#### [Stated goal]
Return the material word for word. Do not include the pictures.
--- Start ---
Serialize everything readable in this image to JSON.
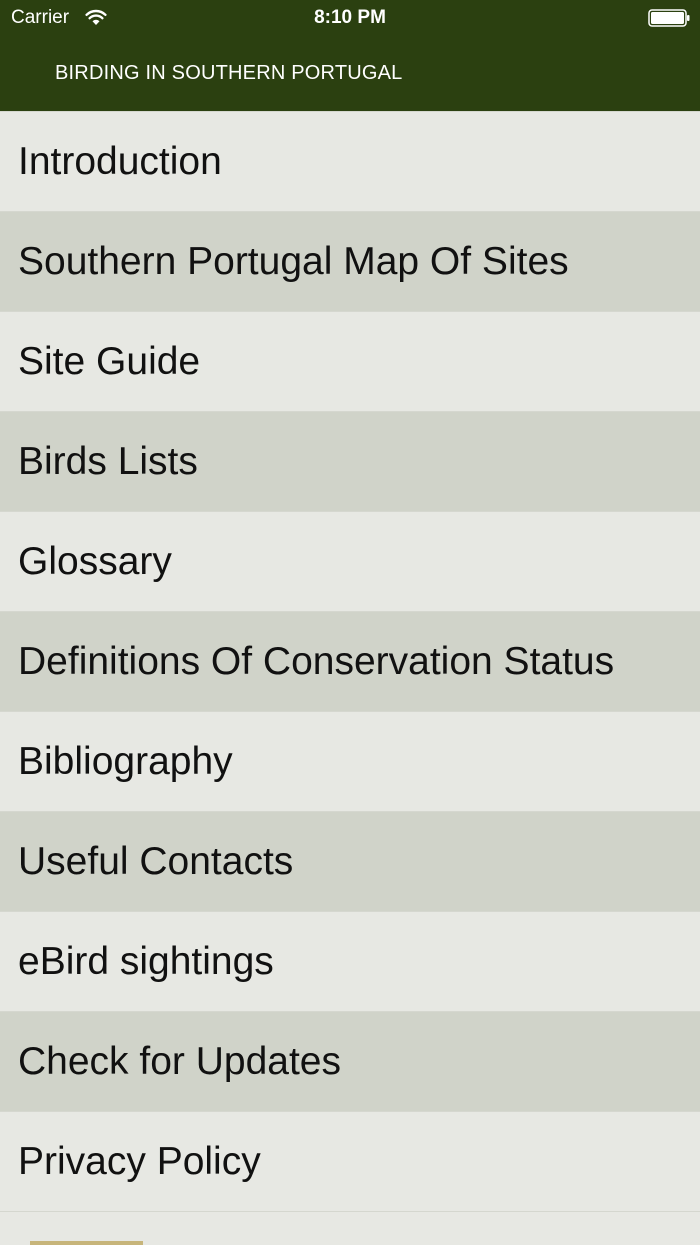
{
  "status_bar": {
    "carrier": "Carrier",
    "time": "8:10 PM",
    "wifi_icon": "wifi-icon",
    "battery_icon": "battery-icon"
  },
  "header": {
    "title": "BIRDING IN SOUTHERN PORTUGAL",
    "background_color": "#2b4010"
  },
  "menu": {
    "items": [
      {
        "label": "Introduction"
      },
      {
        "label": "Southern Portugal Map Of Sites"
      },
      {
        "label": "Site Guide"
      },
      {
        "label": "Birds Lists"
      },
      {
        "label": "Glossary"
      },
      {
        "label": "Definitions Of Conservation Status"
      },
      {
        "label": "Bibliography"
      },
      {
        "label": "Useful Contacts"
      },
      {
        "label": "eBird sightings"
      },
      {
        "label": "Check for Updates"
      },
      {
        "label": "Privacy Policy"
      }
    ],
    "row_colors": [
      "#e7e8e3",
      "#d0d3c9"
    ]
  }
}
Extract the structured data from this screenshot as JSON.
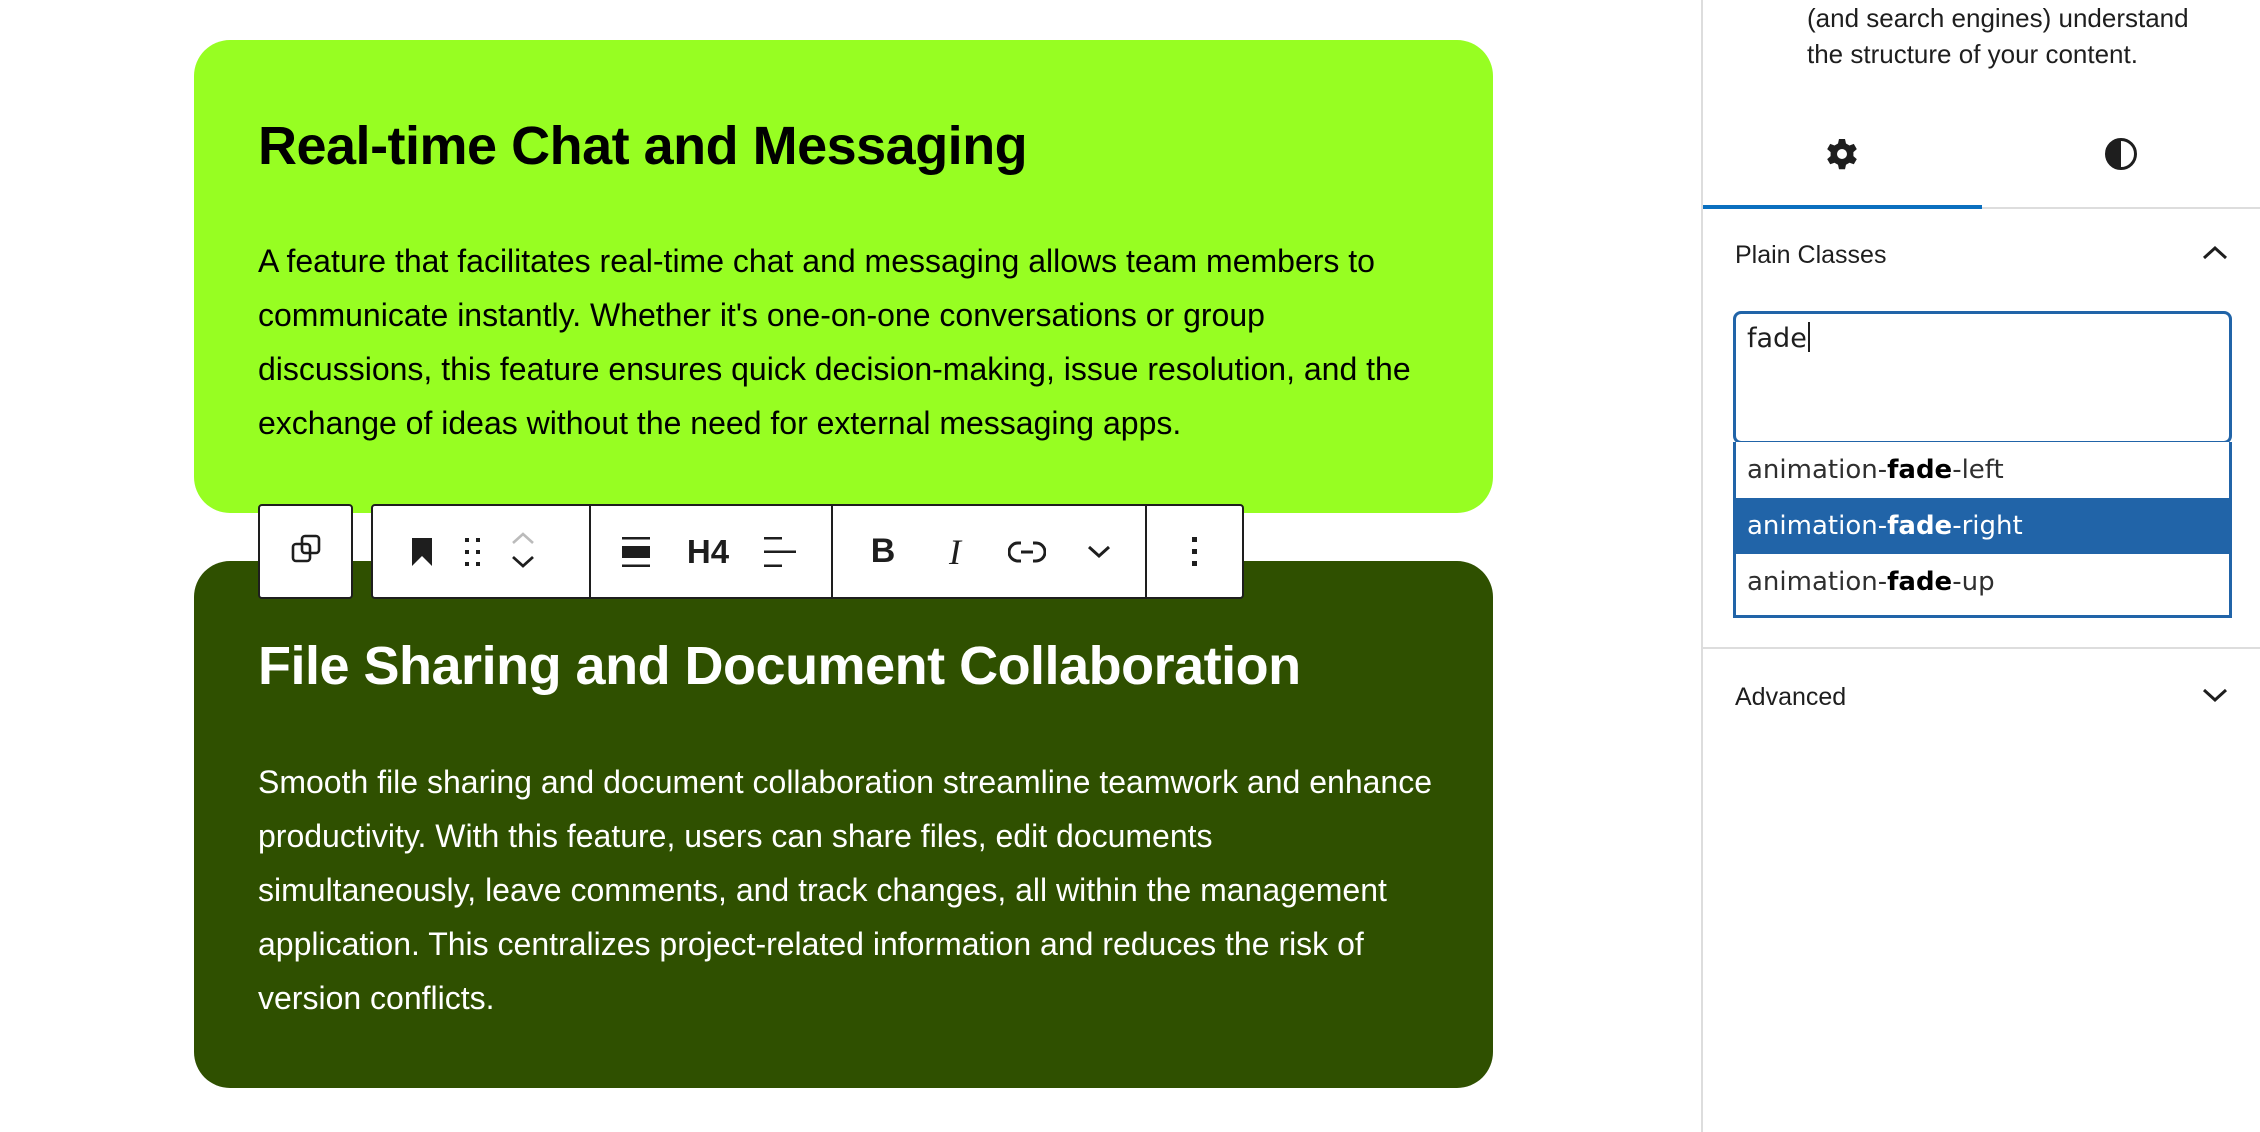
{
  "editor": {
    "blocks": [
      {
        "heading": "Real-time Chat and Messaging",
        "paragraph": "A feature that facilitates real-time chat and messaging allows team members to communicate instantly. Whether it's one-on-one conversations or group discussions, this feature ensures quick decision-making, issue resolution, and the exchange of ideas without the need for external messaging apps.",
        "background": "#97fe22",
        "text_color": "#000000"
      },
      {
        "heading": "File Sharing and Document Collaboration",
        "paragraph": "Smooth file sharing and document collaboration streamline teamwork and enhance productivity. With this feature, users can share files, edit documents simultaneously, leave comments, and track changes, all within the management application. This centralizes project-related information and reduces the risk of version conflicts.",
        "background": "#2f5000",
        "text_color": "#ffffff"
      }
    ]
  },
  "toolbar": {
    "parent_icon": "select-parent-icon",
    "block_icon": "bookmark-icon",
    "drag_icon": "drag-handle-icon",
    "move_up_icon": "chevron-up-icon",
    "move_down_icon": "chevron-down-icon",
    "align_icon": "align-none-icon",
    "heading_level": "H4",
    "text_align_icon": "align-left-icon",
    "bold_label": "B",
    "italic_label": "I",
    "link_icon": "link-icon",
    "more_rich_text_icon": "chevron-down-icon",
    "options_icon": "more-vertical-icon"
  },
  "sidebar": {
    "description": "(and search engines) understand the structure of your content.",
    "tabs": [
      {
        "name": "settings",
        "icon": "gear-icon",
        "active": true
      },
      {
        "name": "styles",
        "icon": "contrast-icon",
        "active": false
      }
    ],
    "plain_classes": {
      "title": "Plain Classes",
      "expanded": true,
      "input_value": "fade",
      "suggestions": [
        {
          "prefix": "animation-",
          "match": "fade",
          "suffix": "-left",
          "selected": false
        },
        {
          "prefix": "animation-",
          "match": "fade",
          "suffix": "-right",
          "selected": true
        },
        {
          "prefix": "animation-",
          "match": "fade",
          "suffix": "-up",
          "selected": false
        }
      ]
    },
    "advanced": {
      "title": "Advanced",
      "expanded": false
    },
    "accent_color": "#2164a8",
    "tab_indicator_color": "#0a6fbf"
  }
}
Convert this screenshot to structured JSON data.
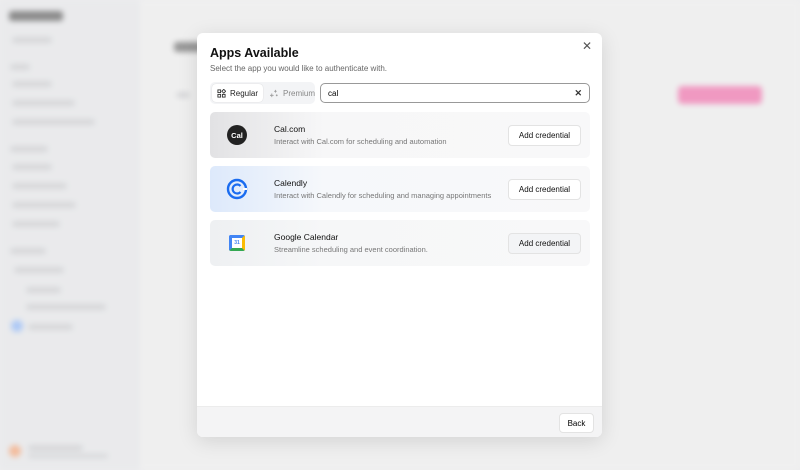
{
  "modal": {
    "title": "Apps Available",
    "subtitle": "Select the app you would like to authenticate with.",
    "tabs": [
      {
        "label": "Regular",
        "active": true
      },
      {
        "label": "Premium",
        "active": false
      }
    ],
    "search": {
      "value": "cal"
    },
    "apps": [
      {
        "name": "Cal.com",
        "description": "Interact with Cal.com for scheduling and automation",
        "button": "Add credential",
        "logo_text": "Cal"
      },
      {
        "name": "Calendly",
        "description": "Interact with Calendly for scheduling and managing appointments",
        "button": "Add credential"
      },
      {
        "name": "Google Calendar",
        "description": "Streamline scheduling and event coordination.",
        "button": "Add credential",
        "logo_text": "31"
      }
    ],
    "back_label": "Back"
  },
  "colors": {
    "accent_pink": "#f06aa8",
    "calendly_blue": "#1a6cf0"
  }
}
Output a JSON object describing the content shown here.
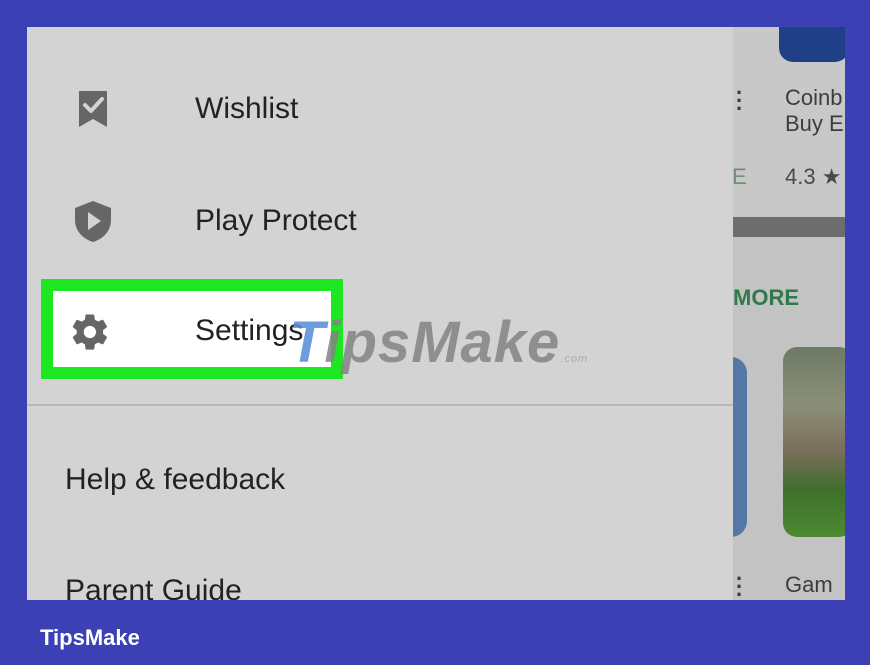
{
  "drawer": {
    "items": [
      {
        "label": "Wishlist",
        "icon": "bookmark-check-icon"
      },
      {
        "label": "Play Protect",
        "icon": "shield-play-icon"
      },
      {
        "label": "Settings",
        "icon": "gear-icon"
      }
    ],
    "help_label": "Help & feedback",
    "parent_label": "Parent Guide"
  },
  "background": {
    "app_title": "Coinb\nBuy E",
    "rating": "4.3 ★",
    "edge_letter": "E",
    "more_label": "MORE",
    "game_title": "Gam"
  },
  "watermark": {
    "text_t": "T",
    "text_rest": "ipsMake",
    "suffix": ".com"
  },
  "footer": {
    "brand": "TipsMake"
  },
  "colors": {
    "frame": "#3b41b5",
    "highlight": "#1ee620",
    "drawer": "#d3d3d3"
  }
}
--- End ---
#### [In response]
Serialize everything readable in this image to JSON.
{
  "status_bar": {
    "carrier": "Carrier",
    "time": "8:10 PM",
    "wifi_icon": "wifi-icon",
    "battery_icon": "battery-icon"
  },
  "header": {
    "title": "BIRDING IN SOUTHERN PORTUGAL",
    "background_color": "#2b4010"
  },
  "menu": {
    "items": [
      {
        "label": "Introduction"
      },
      {
        "label": "Southern Portugal Map Of Sites"
      },
      {
        "label": "Site Guide"
      },
      {
        "label": "Birds Lists"
      },
      {
        "label": "Glossary"
      },
      {
        "label": "Definitions Of Conservation Status"
      },
      {
        "label": "Bibliography"
      },
      {
        "label": "Useful Contacts"
      },
      {
        "label": "eBird sightings"
      },
      {
        "label": "Check for Updates"
      },
      {
        "label": "Privacy Policy"
      }
    ],
    "row_colors": [
      "#e7e8e3",
      "#d0d3c9"
    ]
  }
}
Extract the structured data from this screenshot as JSON.
{
  "editor": {
    "blocks": [
      {
        "heading": "Real-time Chat and Messaging",
        "paragraph": "A feature that facilitates real-time chat and messaging allows team members to communicate instantly. Whether it's one-on-one conversations or group discussions, this feature ensures quick decision-making, issue resolution, and the exchange of ideas without the need for external messaging apps.",
        "background": "#97fe22",
        "text_color": "#000000"
      },
      {
        "heading": "File Sharing and Document Collaboration",
        "paragraph": "Smooth file sharing and document collaboration streamline teamwork and enhance productivity. With this feature, users can share files, edit documents simultaneously, leave comments, and track changes, all within the management application. This centralizes project-related information and reduces the risk of version conflicts.",
        "background": "#2f5000",
        "text_color": "#ffffff"
      }
    ]
  },
  "toolbar": {
    "parent_icon": "select-parent-icon",
    "block_icon": "bookmark-icon",
    "drag_icon": "drag-handle-icon",
    "move_up_icon": "chevron-up-icon",
    "move_down_icon": "chevron-down-icon",
    "align_icon": "align-none-icon",
    "heading_level": "H4",
    "text_align_icon": "align-left-icon",
    "bold_label": "B",
    "italic_label": "I",
    "link_icon": "link-icon",
    "more_rich_text_icon": "chevron-down-icon",
    "options_icon": "more-vertical-icon"
  },
  "sidebar": {
    "description": "(and search engines) understand the structure of your content.",
    "tabs": [
      {
        "name": "settings",
        "icon": "gear-icon",
        "active": true
      },
      {
        "name": "styles",
        "icon": "contrast-icon",
        "active": false
      }
    ],
    "plain_classes": {
      "title": "Plain Classes",
      "expanded": true,
      "input_value": "fade",
      "suggestions": [
        {
          "prefix": "animation-",
          "match": "fade",
          "suffix": "-left",
          "selected": false
        },
        {
          "prefix": "animation-",
          "match": "fade",
          "suffix": "-right",
          "selected": true
        },
        {
          "prefix": "animation-",
          "match": "fade",
          "suffix": "-up",
          "selected": false
        }
      ]
    },
    "advanced": {
      "title": "Advanced",
      "expanded": false
    },
    "accent_color": "#2164a8",
    "tab_indicator_color": "#0a6fbf"
  }
}
Convert this screenshot to structured JSON data.
{
  "modal": {
    "title": "Apps Available",
    "subtitle": "Select the app you would like to authenticate with.",
    "tabs": [
      {
        "label": "Regular",
        "active": true
      },
      {
        "label": "Premium",
        "active": false
      }
    ],
    "search": {
      "value": "cal"
    },
    "apps": [
      {
        "name": "Cal.com",
        "description": "Interact with Cal.com for scheduling and automation",
        "button": "Add credential",
        "logo_text": "Cal"
      },
      {
        "name": "Calendly",
        "description": "Interact with Calendly for scheduling and managing appointments",
        "button": "Add credential"
      },
      {
        "name": "Google Calendar",
        "description": "Streamline scheduling and event coordination.",
        "button": "Add credential",
        "logo_text": "31"
      }
    ],
    "back_label": "Back"
  },
  "colors": {
    "accent_pink": "#f06aa8",
    "calendly_blue": "#1a6cf0"
  }
}
Output a JSON object describing the content shown here.
{
  "drawer": {
    "items": [
      {
        "label": "Wishlist",
        "icon": "bookmark-check-icon"
      },
      {
        "label": "Play Protect",
        "icon": "shield-play-icon"
      },
      {
        "label": "Settings",
        "icon": "gear-icon"
      }
    ],
    "help_label": "Help & feedback",
    "parent_label": "Parent Guide"
  },
  "background": {
    "app_title": "Coinb\nBuy E",
    "rating": "4.3 ★",
    "edge_letter": "E",
    "more_label": "MORE",
    "game_title": "Gam"
  },
  "watermark": {
    "text_t": "T",
    "text_rest": "ipsMake",
    "suffix": ".com"
  },
  "footer": {
    "brand": "TipsMake"
  },
  "colors": {
    "frame": "#3b41b5",
    "highlight": "#1ee620",
    "drawer": "#d3d3d3"
  }
}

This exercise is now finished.